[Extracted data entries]
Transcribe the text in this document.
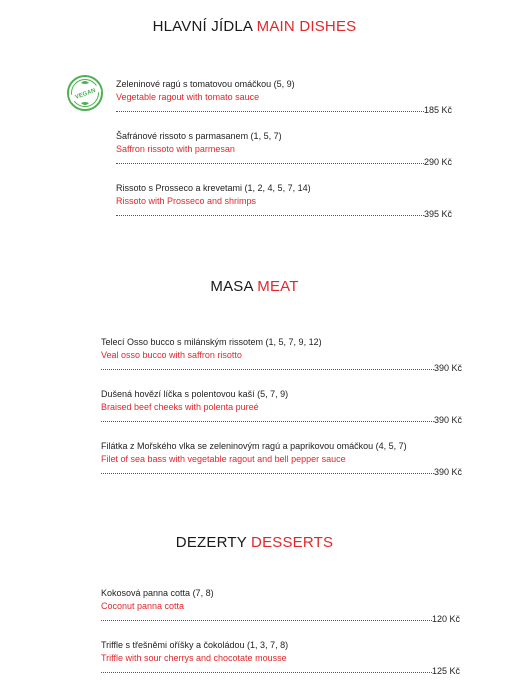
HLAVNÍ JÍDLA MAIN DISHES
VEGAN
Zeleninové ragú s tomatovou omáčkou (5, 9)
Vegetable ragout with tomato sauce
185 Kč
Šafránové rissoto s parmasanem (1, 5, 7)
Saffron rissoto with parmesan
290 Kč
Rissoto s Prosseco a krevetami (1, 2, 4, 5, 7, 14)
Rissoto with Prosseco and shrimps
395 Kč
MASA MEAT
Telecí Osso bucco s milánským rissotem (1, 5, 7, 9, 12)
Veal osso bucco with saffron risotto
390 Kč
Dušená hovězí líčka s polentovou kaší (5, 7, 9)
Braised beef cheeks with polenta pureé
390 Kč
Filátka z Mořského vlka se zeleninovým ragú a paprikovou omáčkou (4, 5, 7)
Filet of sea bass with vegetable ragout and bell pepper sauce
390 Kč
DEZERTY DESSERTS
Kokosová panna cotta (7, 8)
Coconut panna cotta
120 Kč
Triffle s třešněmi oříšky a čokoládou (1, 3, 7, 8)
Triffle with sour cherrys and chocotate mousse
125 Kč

# Given task
Transcribe the listing in full and omit the pictures.

# Answer below
Transcribe the text in this document.
HLAVNÍ JÍDLA MAIN DISHES
VEGAN
Zeleninové ragú s tomatovou omáčkou (5, 9)
Vegetable ragout with tomato sauce
185 Kč
Šafránové rissoto s parmasanem (1, 5, 7)
Saffron rissoto with parmesan
290 Kč
Rissoto s Prosseco a krevetami (1, 2, 4, 5, 7, 14)
Rissoto with Prosseco and shrimps
395 Kč
MASA MEAT
Telecí Osso bucco s milánským rissotem (1, 5, 7, 9, 12)
Veal osso bucco with saffron risotto
390 Kč
Dušená hovězí líčka s polentovou kaší (5, 7, 9)
Braised beef cheeks with polenta pureé
390 Kč
Filátka z Mořského vlka se zeleninovým ragú a paprikovou omáčkou (4, 5, 7)
Filet of sea bass with vegetable ragout and bell pepper sauce
390 Kč
DEZERTY DESSERTS
Kokosová panna cotta (7, 8)
Coconut panna cotta
120 Kč
Triffle s třešněmi oříšky a čokoládou (1, 3, 7, 8)
Triffle with sour cherrys and chocotate mousse
125 Kč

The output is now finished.